— START OF Records supplied —

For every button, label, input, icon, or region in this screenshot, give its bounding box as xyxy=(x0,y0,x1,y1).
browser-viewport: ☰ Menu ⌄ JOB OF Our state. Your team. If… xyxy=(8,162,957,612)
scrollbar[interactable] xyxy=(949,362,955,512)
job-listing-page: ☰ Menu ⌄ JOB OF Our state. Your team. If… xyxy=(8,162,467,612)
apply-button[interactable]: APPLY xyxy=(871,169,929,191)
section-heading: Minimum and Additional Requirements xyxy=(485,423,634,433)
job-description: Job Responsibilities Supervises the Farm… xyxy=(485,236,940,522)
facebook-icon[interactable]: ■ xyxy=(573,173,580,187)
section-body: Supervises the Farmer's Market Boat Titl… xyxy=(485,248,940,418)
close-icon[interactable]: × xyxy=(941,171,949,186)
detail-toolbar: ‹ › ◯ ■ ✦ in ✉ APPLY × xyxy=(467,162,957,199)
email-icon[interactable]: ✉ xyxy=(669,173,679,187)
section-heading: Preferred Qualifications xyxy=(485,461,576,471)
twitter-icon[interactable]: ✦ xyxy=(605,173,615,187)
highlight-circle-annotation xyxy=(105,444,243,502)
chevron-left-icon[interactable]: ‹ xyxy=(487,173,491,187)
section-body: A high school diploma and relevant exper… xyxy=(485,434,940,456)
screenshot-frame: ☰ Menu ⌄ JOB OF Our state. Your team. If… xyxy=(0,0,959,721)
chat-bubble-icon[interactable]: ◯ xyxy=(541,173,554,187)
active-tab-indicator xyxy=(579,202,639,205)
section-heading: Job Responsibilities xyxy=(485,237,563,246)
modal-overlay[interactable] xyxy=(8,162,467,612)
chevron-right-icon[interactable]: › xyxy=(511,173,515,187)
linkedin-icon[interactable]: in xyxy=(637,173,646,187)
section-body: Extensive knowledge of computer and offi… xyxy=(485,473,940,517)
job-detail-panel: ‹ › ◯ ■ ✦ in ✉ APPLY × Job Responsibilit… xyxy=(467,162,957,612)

— END OF Records supplied —

What is needed: Reproduce the listing above line for line, without changing anything.

Answer to the task:
For every button, label, input, icon, or region in this screenshot, give its bounding box as xyxy=(x0,y0,x1,y1).
browser-viewport: ☰ Menu ⌄ JOB OF Our state. Your team. If… xyxy=(8,162,957,612)
scrollbar[interactable] xyxy=(949,362,955,512)
job-listing-page: ☰ Menu ⌄ JOB OF Our state. Your team. If… xyxy=(8,162,467,612)
apply-button[interactable]: APPLY xyxy=(871,169,929,191)
section-heading: Minimum and Additional Requirements xyxy=(485,423,634,433)
job-description: Job Responsibilities Supervises the Farm… xyxy=(485,236,940,522)
facebook-icon[interactable]: ■ xyxy=(573,173,580,187)
section-body: Supervises the Farmer's Market Boat Titl… xyxy=(485,248,940,418)
close-icon[interactable]: × xyxy=(941,171,949,186)
detail-toolbar: ‹ › ◯ ■ ✦ in ✉ APPLY × xyxy=(467,162,957,199)
email-icon[interactable]: ✉ xyxy=(669,173,679,187)
section-heading: Preferred Qualifications xyxy=(485,461,576,471)
twitter-icon[interactable]: ✦ xyxy=(605,173,615,187)
highlight-circle-annotation xyxy=(105,444,243,502)
chevron-left-icon[interactable]: ‹ xyxy=(487,173,491,187)
section-body: A high school diploma and relevant exper… xyxy=(485,434,940,456)
screenshot-frame: ☰ Menu ⌄ JOB OF Our state. Your team. If… xyxy=(0,0,959,721)
chat-bubble-icon[interactable]: ◯ xyxy=(541,173,554,187)
active-tab-indicator xyxy=(579,202,639,205)
section-heading: Job Responsibilities xyxy=(485,237,563,246)
modal-overlay[interactable] xyxy=(8,162,467,612)
chevron-right-icon[interactable]: › xyxy=(511,173,515,187)
linkedin-icon[interactable]: in xyxy=(637,173,646,187)
section-body: Extensive knowledge of computer and offi… xyxy=(485,473,940,517)
job-detail-panel: ‹ › ◯ ■ ✦ in ✉ APPLY × Job Responsibilit… xyxy=(467,162,957,612)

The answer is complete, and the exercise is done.